Echo the items below line for line, with no changes, and leave out the pictures.

------ Input records ------

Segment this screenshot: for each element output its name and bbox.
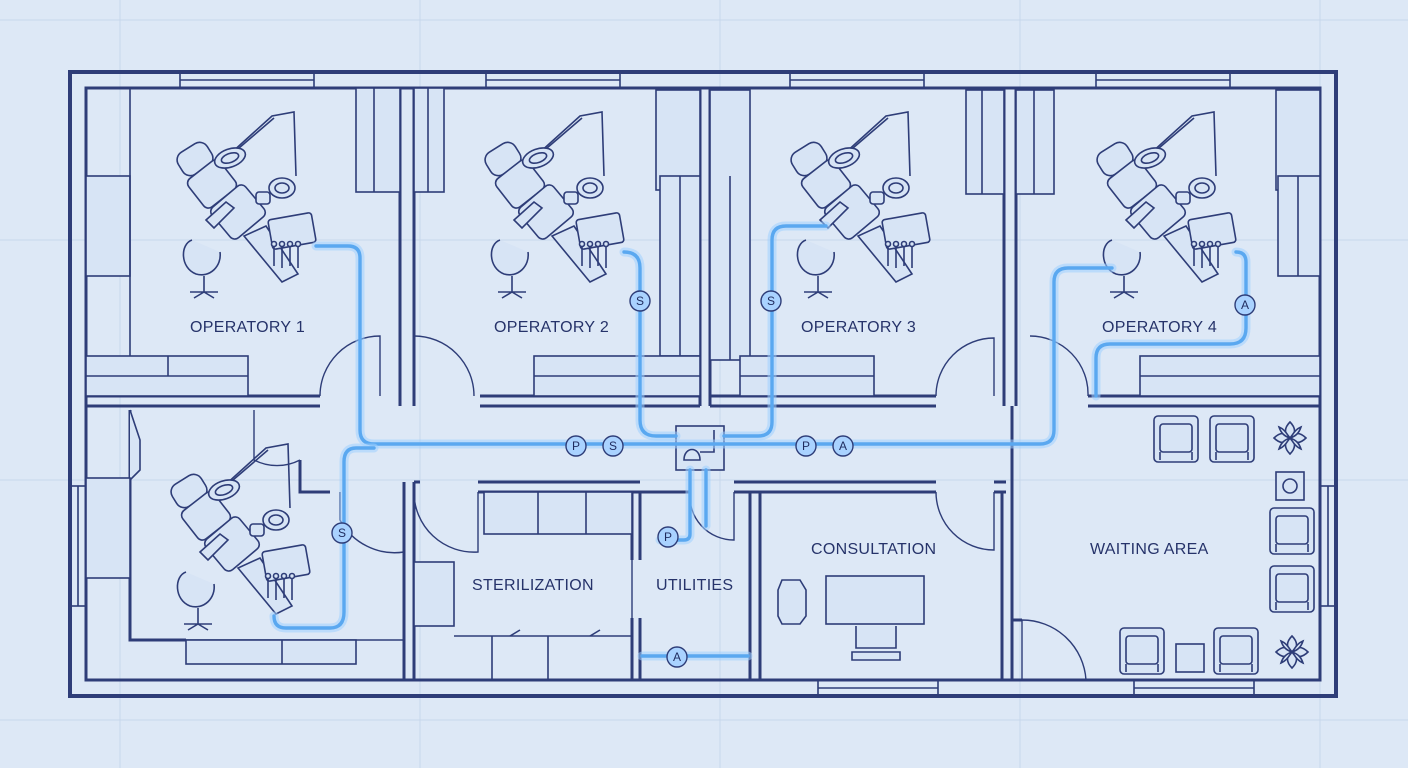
- tag-suction-op3: S: [760, 290, 782, 312]
- label-utilities: UTILITIES: [656, 577, 733, 594]
- tag-air-op4: A: [1234, 294, 1256, 316]
- utility-tags: S S A P S P A S P A: [331, 290, 1256, 668]
- tag-suction-lower-op: S: [331, 522, 353, 544]
- tag-suction-op2: S: [629, 290, 651, 312]
- svg-text:A: A: [673, 650, 681, 664]
- room-labels: OPERATORY 1 OPERATORY 2 OPERATORY 3 OPER…: [190, 319, 1217, 594]
- tag-suction-corridor-left: S: [602, 435, 624, 457]
- doors: [253, 335, 1089, 681]
- svg-text:A: A: [1241, 298, 1249, 312]
- label-operatory-4: OPERATORY 4: [1102, 319, 1217, 336]
- tag-air-utilities: A: [666, 646, 688, 668]
- outer-walls: [68, 70, 1338, 698]
- svg-text:S: S: [767, 294, 775, 308]
- label-waiting-area: WAITING AREA: [1090, 541, 1209, 558]
- label-operatory-3: OPERATORY 3: [801, 319, 916, 336]
- label-operatory-1: OPERATORY 1: [190, 319, 305, 336]
- dental-chairs: [166, 111, 1238, 631]
- label-sterilization: STERILIZATION: [472, 577, 594, 594]
- tag-pressure-corridor-left: P: [565, 435, 587, 457]
- svg-text:P: P: [802, 439, 810, 453]
- svg-text:S: S: [636, 294, 644, 308]
- svg-text:S: S: [609, 439, 617, 453]
- utility-pipes: [269, 221, 1251, 661]
- tag-air-corridor-right: A: [832, 435, 854, 457]
- svg-text:A: A: [839, 439, 847, 453]
- svg-text:S: S: [338, 526, 346, 540]
- label-operatory-2: OPERATORY 2: [494, 319, 609, 336]
- waiting-furniture: [1119, 415, 1315, 675]
- tag-pressure-corridor-right: P: [795, 435, 817, 457]
- svg-text:P: P: [664, 530, 672, 544]
- tag-pressure-utilities: P: [657, 526, 679, 548]
- svg-text:P: P: [572, 439, 580, 453]
- label-consultation: CONSULTATION: [811, 541, 936, 558]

------

Answer in full:
Segment this screenshot: for each element output its name and bbox.
- tag-suction-op3: S: [760, 290, 782, 312]
- label-utilities: UTILITIES: [656, 577, 733, 594]
- tag-air-op4: A: [1234, 294, 1256, 316]
- utility-tags: S S A P S P A S P A: [331, 290, 1256, 668]
- tag-suction-lower-op: S: [331, 522, 353, 544]
- tag-suction-op2: S: [629, 290, 651, 312]
- svg-text:A: A: [673, 650, 681, 664]
- room-labels: OPERATORY 1 OPERATORY 2 OPERATORY 3 OPER…: [190, 319, 1217, 594]
- tag-suction-corridor-left: S: [602, 435, 624, 457]
- doors: [253, 335, 1089, 681]
- svg-text:A: A: [1241, 298, 1249, 312]
- label-operatory-4: OPERATORY 4: [1102, 319, 1217, 336]
- tag-air-utilities: A: [666, 646, 688, 668]
- outer-walls: [68, 70, 1338, 698]
- svg-text:S: S: [767, 294, 775, 308]
- label-waiting-area: WAITING AREA: [1090, 541, 1209, 558]
- label-operatory-3: OPERATORY 3: [801, 319, 916, 336]
- label-operatory-1: OPERATORY 1: [190, 319, 305, 336]
- dental-chairs: [166, 111, 1238, 631]
- label-sterilization: STERILIZATION: [472, 577, 594, 594]
- tag-pressure-corridor-left: P: [565, 435, 587, 457]
- svg-text:P: P: [802, 439, 810, 453]
- svg-text:S: S: [636, 294, 644, 308]
- svg-text:S: S: [609, 439, 617, 453]
- utility-pipes: [269, 221, 1251, 661]
- tag-air-corridor-right: A: [832, 435, 854, 457]
- svg-text:A: A: [839, 439, 847, 453]
- svg-text:S: S: [338, 526, 346, 540]
- label-operatory-2: OPERATORY 2: [494, 319, 609, 336]
- waiting-furniture: [1119, 415, 1315, 675]
- tag-pressure-corridor-right: P: [795, 435, 817, 457]
- svg-text:P: P: [664, 530, 672, 544]
- tag-pressure-utilities: P: [657, 526, 679, 548]
- svg-text:P: P: [572, 439, 580, 453]
- label-consultation: CONSULTATION: [811, 541, 936, 558]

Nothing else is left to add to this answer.